Begin Records to use
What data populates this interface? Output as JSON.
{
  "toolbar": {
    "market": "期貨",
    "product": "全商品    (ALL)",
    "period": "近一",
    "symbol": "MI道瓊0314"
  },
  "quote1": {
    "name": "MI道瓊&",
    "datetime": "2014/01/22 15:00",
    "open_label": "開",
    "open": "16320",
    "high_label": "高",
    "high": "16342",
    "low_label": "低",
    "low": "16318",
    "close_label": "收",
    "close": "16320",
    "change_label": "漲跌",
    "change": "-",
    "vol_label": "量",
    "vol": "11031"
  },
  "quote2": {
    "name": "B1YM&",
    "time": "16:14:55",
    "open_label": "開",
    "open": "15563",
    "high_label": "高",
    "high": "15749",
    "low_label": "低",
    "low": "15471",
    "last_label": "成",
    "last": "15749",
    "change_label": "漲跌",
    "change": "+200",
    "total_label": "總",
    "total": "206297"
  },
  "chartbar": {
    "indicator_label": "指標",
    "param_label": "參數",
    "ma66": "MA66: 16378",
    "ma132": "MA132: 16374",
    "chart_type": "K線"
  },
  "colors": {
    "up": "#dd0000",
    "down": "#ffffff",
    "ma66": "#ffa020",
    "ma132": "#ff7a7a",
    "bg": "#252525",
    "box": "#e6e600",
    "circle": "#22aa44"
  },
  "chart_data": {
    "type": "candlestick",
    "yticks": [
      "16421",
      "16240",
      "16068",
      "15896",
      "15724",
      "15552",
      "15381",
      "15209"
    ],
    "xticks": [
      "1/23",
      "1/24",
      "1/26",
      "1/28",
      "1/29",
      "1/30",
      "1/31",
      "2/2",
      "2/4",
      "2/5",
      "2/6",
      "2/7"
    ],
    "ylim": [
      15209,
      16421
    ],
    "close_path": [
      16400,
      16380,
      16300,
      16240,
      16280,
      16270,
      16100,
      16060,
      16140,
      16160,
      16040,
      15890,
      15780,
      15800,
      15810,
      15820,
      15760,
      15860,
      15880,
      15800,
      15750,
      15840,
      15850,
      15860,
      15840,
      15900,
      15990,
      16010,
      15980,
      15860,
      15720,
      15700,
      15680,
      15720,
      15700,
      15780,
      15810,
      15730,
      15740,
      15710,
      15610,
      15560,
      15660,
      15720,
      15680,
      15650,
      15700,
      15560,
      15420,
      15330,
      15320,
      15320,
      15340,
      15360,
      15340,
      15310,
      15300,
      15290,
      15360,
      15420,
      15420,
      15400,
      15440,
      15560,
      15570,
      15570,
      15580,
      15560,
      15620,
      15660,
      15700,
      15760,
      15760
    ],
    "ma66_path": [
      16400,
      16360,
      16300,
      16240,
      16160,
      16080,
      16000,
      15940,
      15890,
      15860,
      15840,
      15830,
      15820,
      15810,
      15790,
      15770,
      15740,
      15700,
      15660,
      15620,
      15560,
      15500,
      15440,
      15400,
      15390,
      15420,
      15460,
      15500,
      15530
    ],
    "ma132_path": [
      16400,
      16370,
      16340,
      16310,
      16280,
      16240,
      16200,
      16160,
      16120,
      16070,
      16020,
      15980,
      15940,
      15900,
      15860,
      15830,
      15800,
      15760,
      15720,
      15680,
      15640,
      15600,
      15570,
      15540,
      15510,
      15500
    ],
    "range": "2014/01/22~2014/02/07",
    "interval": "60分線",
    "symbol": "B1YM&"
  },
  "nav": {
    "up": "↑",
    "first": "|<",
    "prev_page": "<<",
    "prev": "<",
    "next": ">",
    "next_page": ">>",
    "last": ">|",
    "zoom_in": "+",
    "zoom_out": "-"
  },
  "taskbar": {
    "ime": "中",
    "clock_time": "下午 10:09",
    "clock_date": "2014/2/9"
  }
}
End Records to use
## What the task requires
Give the entries once more, exactly as they appear.

## The solution
What data populates this interface? Output as JSON.
{
  "toolbar": {
    "market": "期貨",
    "product": "全商品    (ALL)",
    "period": "近一",
    "symbol": "MI道瓊0314"
  },
  "quote1": {
    "name": "MI道瓊&",
    "datetime": "2014/01/22 15:00",
    "open_label": "開",
    "open": "16320",
    "high_label": "高",
    "high": "16342",
    "low_label": "低",
    "low": "16318",
    "close_label": "收",
    "close": "16320",
    "change_label": "漲跌",
    "change": "-",
    "vol_label": "量",
    "vol": "11031"
  },
  "quote2": {
    "name": "B1YM&",
    "time": "16:14:55",
    "open_label": "開",
    "open": "15563",
    "high_label": "高",
    "high": "15749",
    "low_label": "低",
    "low": "15471",
    "last_label": "成",
    "last": "15749",
    "change_label": "漲跌",
    "change": "+200",
    "total_label": "總",
    "total": "206297"
  },
  "chartbar": {
    "indicator_label": "指標",
    "param_label": "參數",
    "ma66": "MA66: 16378",
    "ma132": "MA132: 16374",
    "chart_type": "K線"
  },
  "colors": {
    "up": "#dd0000",
    "down": "#ffffff",
    "ma66": "#ffa020",
    "ma132": "#ff7a7a",
    "bg": "#252525",
    "box": "#e6e600",
    "circle": "#22aa44"
  },
  "chart_data": {
    "type": "candlestick",
    "yticks": [
      "16421",
      "16240",
      "16068",
      "15896",
      "15724",
      "15552",
      "15381",
      "15209"
    ],
    "xticks": [
      "1/23",
      "1/24",
      "1/26",
      "1/28",
      "1/29",
      "1/30",
      "1/31",
      "2/2",
      "2/4",
      "2/5",
      "2/6",
      "2/7"
    ],
    "ylim": [
      15209,
      16421
    ],
    "close_path": [
      16400,
      16380,
      16300,
      16240,
      16280,
      16270,
      16100,
      16060,
      16140,
      16160,
      16040,
      15890,
      15780,
      15800,
      15810,
      15820,
      15760,
      15860,
      15880,
      15800,
      15750,
      15840,
      15850,
      15860,
      15840,
      15900,
      15990,
      16010,
      15980,
      15860,
      15720,
      15700,
      15680,
      15720,
      15700,
      15780,
      15810,
      15730,
      15740,
      15710,
      15610,
      15560,
      15660,
      15720,
      15680,
      15650,
      15700,
      15560,
      15420,
      15330,
      15320,
      15320,
      15340,
      15360,
      15340,
      15310,
      15300,
      15290,
      15360,
      15420,
      15420,
      15400,
      15440,
      15560,
      15570,
      15570,
      15580,
      15560,
      15620,
      15660,
      15700,
      15760,
      15760
    ],
    "ma66_path": [
      16400,
      16360,
      16300,
      16240,
      16160,
      16080,
      16000,
      15940,
      15890,
      15860,
      15840,
      15830,
      15820,
      15810,
      15790,
      15770,
      15740,
      15700,
      15660,
      15620,
      15560,
      15500,
      15440,
      15400,
      15390,
      15420,
      15460,
      15500,
      15530
    ],
    "ma132_path": [
      16400,
      16370,
      16340,
      16310,
      16280,
      16240,
      16200,
      16160,
      16120,
      16070,
      16020,
      15980,
      15940,
      15900,
      15860,
      15830,
      15800,
      15760,
      15720,
      15680,
      15640,
      15600,
      15570,
      15540,
      15510,
      15500
    ],
    "range": "2014/01/22~2014/02/07",
    "interval": "60分線",
    "symbol": "B1YM&"
  },
  "nav": {
    "up": "↑",
    "first": "|<",
    "prev_page": "<<",
    "prev": "<",
    "next": ">",
    "next_page": ">>",
    "last": ">|",
    "zoom_in": "+",
    "zoom_out": "-"
  },
  "taskbar": {
    "ime": "中",
    "clock_time": "下午 10:09",
    "clock_date": "2014/2/9"
  }
}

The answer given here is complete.